Aim
Reproduce every record below exactly as written, leaving out any pictures.

— start of Source data —

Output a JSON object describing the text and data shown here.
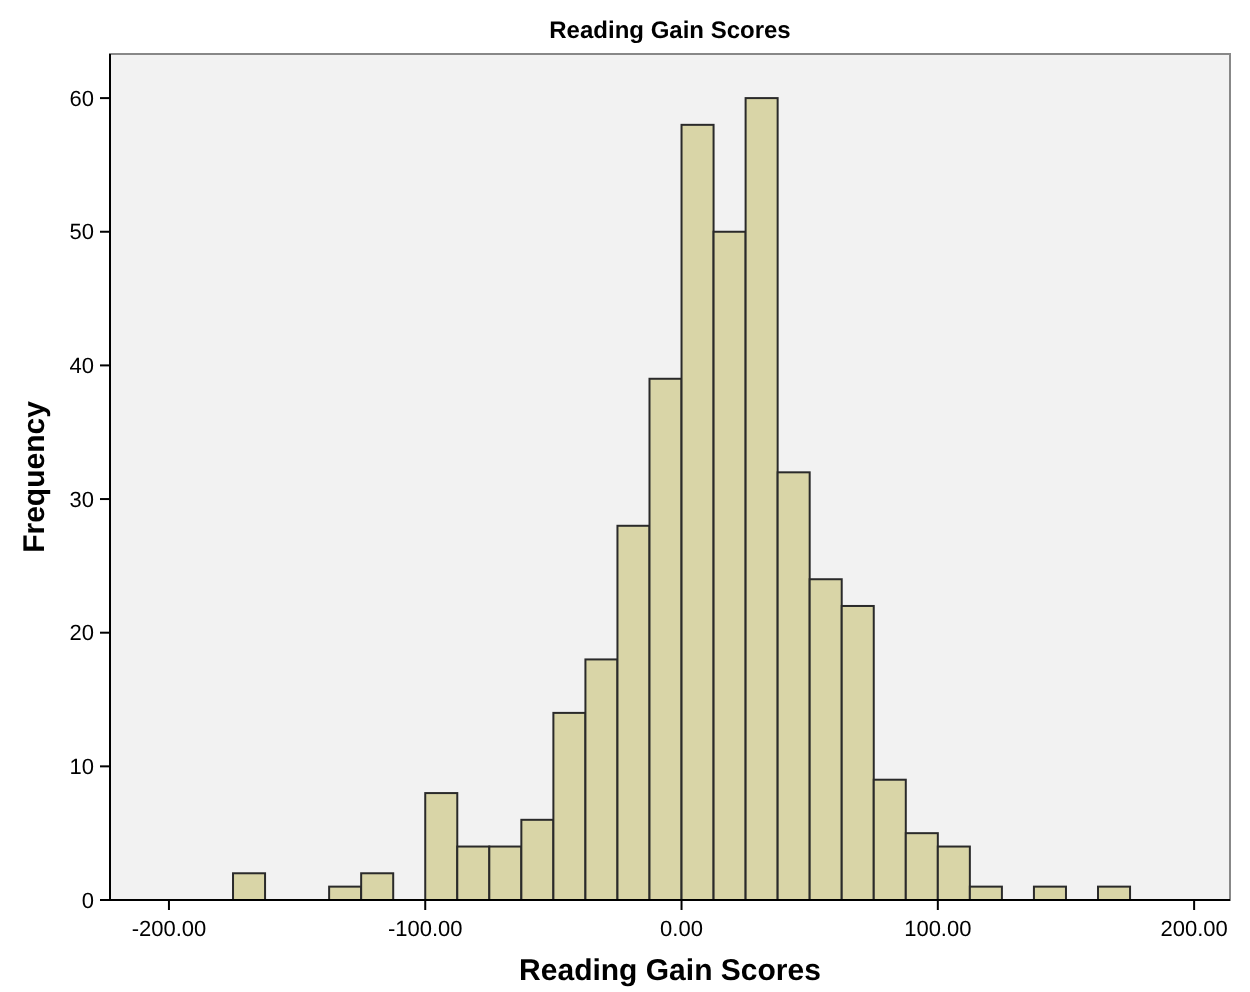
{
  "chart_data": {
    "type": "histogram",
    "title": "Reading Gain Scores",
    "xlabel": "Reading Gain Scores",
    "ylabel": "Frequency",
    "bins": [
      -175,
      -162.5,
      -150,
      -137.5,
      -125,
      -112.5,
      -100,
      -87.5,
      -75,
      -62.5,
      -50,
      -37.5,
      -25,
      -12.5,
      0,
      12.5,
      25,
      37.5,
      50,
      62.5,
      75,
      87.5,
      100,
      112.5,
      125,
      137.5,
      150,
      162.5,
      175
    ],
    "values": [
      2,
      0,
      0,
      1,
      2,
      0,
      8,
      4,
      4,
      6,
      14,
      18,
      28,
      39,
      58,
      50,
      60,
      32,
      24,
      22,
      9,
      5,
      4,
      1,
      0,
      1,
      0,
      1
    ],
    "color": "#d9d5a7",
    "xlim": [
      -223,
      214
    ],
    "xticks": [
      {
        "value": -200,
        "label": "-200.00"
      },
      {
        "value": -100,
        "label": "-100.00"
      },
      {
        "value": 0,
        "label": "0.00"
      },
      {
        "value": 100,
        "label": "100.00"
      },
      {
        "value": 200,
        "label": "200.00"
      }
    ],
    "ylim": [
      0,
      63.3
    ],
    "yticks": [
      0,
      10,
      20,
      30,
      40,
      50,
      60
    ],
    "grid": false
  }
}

— end of Source data —

Solution to this task
Output a JSON object describing the text and data shown here.
{
  "chart_data": {
    "type": "histogram",
    "title": "Reading Gain Scores",
    "xlabel": "Reading Gain Scores",
    "ylabel": "Frequency",
    "bins": [
      -175,
      -162.5,
      -150,
      -137.5,
      -125,
      -112.5,
      -100,
      -87.5,
      -75,
      -62.5,
      -50,
      -37.5,
      -25,
      -12.5,
      0,
      12.5,
      25,
      37.5,
      50,
      62.5,
      75,
      87.5,
      100,
      112.5,
      125,
      137.5,
      150,
      162.5,
      175
    ],
    "values": [
      2,
      0,
      0,
      1,
      2,
      0,
      8,
      4,
      4,
      6,
      14,
      18,
      28,
      39,
      58,
      50,
      60,
      32,
      24,
      22,
      9,
      5,
      4,
      1,
      0,
      1,
      0,
      1
    ],
    "color": "#d9d5a7",
    "xlim": [
      -223,
      214
    ],
    "xticks": [
      {
        "value": -200,
        "label": "-200.00"
      },
      {
        "value": -100,
        "label": "-100.00"
      },
      {
        "value": 0,
        "label": "0.00"
      },
      {
        "value": 100,
        "label": "100.00"
      },
      {
        "value": 200,
        "label": "200.00"
      }
    ],
    "ylim": [
      0,
      63.3
    ],
    "yticks": [
      0,
      10,
      20,
      30,
      40,
      50,
      60
    ],
    "grid": false
  }
}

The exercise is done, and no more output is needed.